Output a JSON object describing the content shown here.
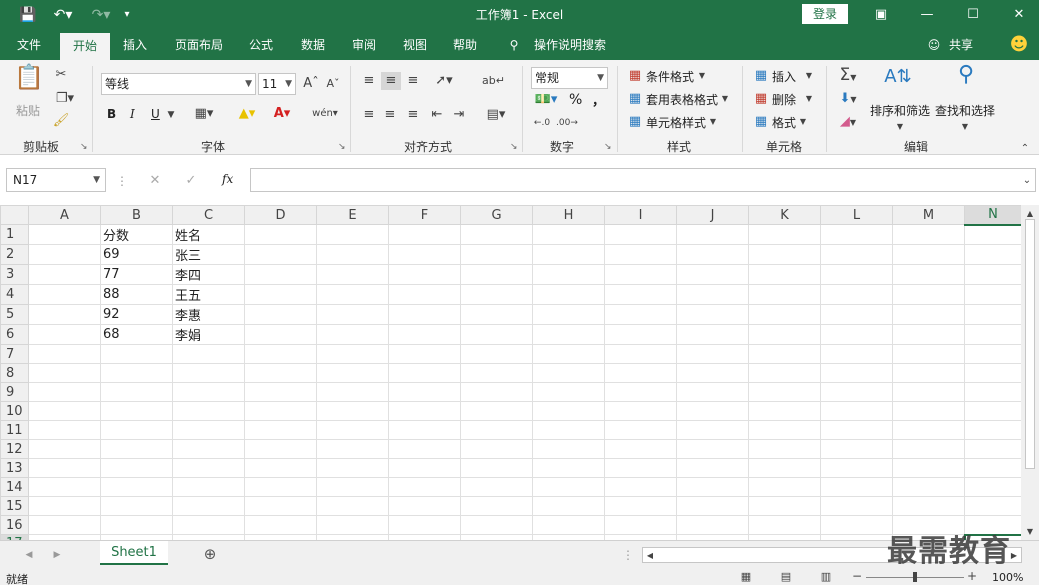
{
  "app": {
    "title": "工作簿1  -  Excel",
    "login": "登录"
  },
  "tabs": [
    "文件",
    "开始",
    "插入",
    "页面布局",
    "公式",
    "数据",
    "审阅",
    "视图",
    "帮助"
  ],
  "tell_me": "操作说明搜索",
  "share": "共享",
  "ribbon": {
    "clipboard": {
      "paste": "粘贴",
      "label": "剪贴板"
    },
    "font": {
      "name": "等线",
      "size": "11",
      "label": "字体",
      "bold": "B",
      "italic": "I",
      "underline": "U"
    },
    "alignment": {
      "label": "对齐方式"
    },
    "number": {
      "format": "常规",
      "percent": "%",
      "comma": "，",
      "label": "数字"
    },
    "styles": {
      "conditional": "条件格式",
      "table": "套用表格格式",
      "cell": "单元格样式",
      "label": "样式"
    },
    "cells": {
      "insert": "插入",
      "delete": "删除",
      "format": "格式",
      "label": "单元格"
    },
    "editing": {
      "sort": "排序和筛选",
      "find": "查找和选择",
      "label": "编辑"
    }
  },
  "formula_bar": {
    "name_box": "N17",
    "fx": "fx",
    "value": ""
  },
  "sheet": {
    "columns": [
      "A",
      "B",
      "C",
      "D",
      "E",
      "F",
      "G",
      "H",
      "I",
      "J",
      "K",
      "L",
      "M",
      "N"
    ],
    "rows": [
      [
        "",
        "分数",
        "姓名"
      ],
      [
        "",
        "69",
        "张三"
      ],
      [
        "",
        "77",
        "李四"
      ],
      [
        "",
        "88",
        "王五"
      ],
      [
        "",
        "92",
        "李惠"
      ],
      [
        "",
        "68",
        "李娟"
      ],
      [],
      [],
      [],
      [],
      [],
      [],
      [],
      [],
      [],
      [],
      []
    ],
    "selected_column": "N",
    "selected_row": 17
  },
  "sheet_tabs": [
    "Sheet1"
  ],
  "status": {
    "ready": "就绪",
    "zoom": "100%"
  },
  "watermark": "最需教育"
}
::::::
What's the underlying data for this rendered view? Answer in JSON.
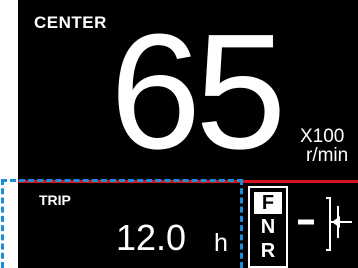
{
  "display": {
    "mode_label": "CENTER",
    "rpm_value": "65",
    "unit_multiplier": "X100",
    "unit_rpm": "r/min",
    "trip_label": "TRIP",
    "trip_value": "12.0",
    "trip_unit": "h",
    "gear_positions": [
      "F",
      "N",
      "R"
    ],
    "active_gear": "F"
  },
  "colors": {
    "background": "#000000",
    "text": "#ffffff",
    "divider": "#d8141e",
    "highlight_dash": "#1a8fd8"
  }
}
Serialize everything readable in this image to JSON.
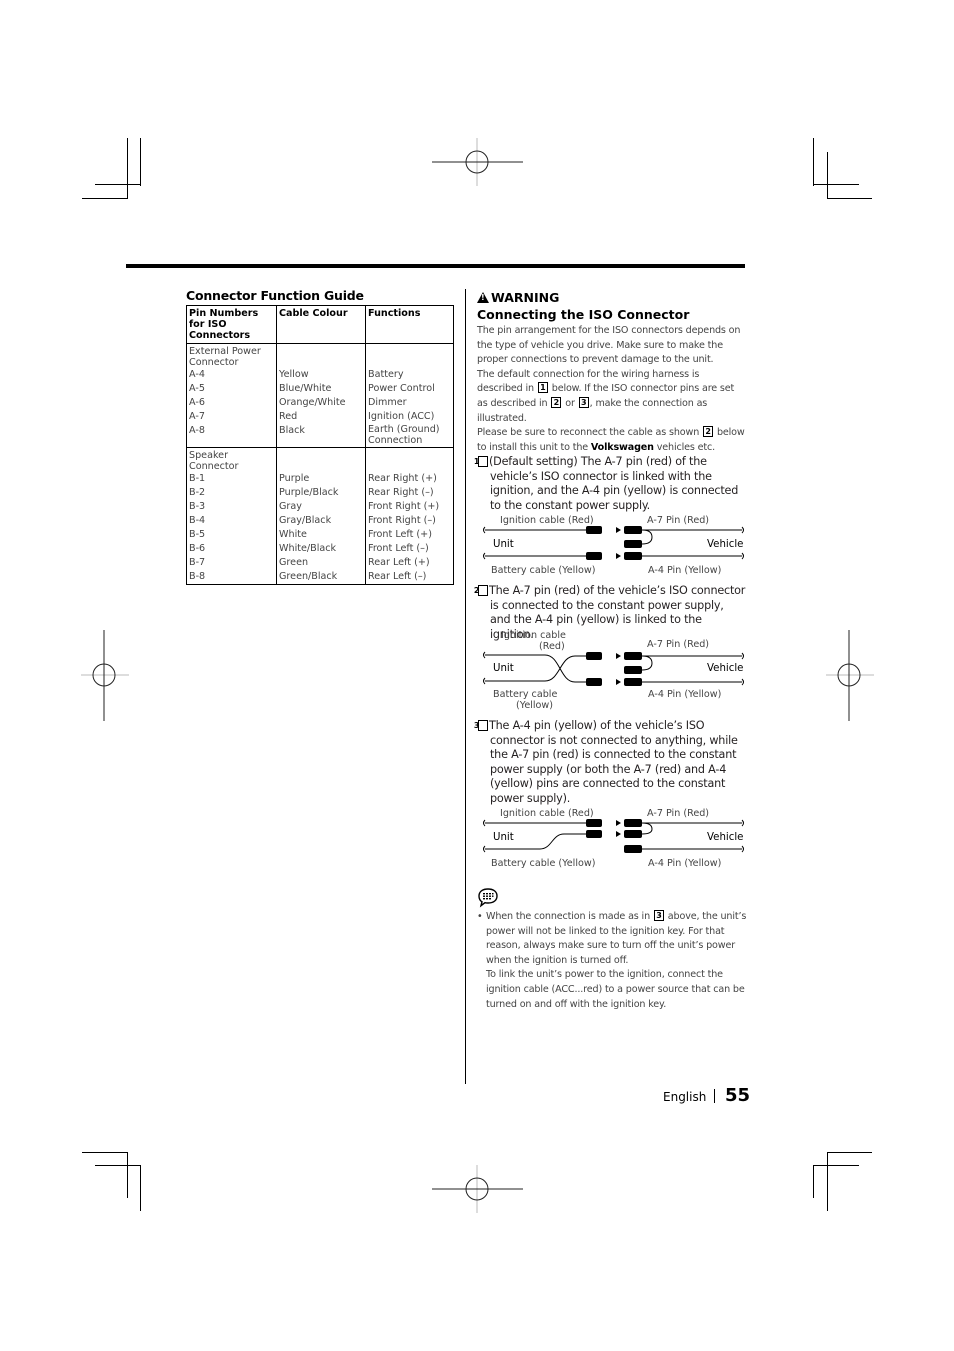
::::::
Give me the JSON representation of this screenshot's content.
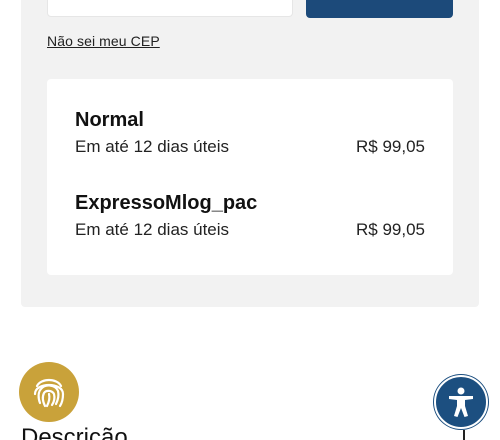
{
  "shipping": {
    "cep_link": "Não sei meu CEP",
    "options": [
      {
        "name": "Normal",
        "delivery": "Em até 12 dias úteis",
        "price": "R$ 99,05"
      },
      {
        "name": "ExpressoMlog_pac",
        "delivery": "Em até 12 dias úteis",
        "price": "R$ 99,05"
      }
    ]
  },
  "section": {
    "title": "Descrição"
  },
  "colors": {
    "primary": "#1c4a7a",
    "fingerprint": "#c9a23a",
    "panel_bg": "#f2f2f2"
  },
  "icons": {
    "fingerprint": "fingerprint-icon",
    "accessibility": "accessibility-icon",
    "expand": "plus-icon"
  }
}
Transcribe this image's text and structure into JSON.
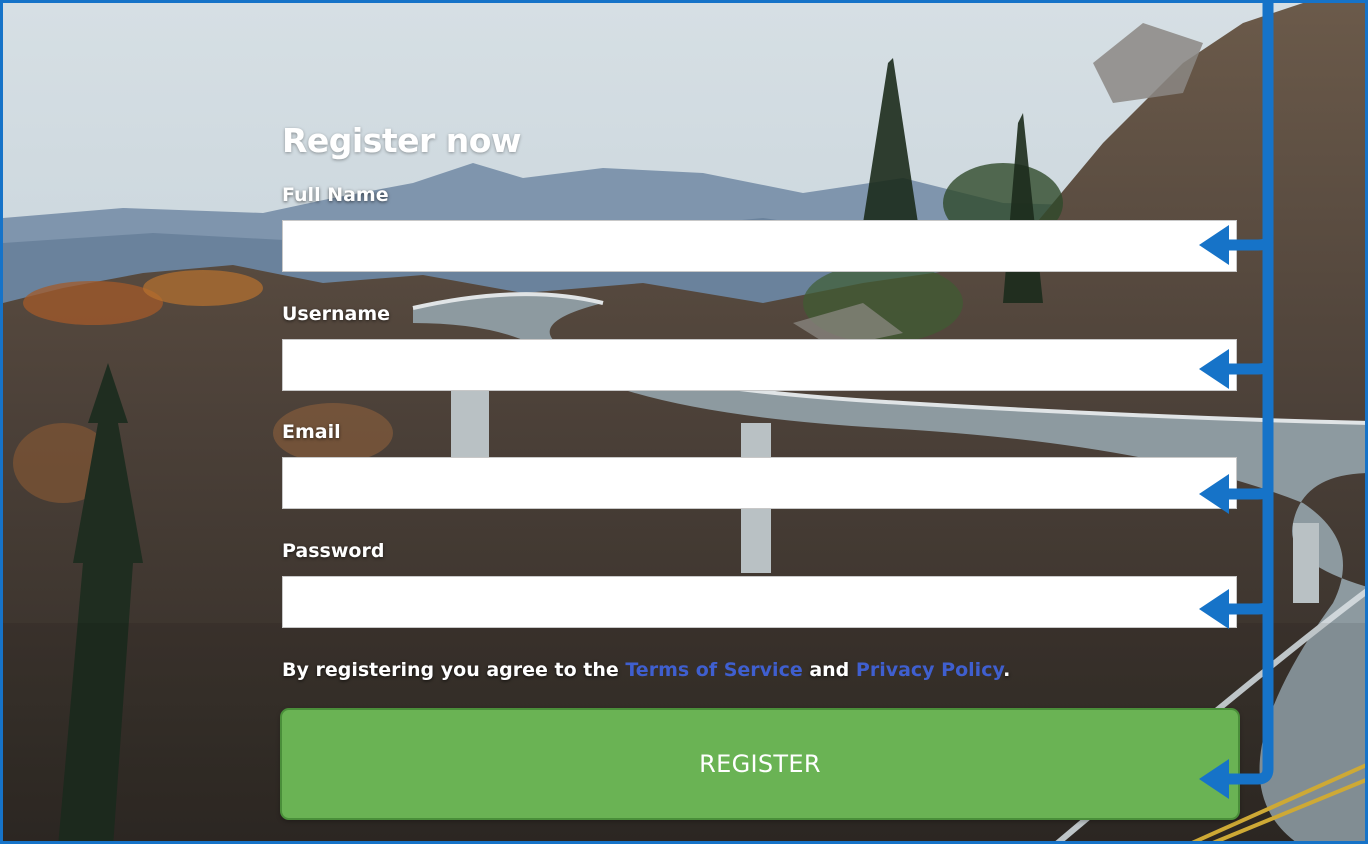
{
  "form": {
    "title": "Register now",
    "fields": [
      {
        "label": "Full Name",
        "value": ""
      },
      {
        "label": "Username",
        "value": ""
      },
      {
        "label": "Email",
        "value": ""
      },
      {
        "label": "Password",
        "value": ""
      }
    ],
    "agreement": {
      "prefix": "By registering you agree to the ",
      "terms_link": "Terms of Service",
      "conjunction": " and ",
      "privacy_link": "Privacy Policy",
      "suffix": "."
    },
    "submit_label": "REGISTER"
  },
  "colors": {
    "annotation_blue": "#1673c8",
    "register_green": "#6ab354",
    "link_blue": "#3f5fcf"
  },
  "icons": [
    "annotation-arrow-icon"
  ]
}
::::::
Task brief: Skip the pictures and repeat, word for word, the lines from the one containing "What's the underlying" to the one containing "Serialize everything readable", keeping both of those lines.

Response:
What's the underlying data for this rendered view? Answer in JSON.
{
  "display": {
    "mode_label": "CENTER",
    "rpm_value": "65",
    "unit_multiplier": "X100",
    "unit_rpm": "r/min",
    "trip_label": "TRIP",
    "trip_value": "12.0",
    "trip_unit": "h",
    "gear_positions": [
      "F",
      "N",
      "R"
    ],
    "active_gear": "F"
  },
  "colors": {
    "background": "#000000",
    "text": "#ffffff",
    "divider": "#d8141e",
    "highlight_dash": "#1a8fd8"
  }
}
Serialize everything readable in this image to JSON.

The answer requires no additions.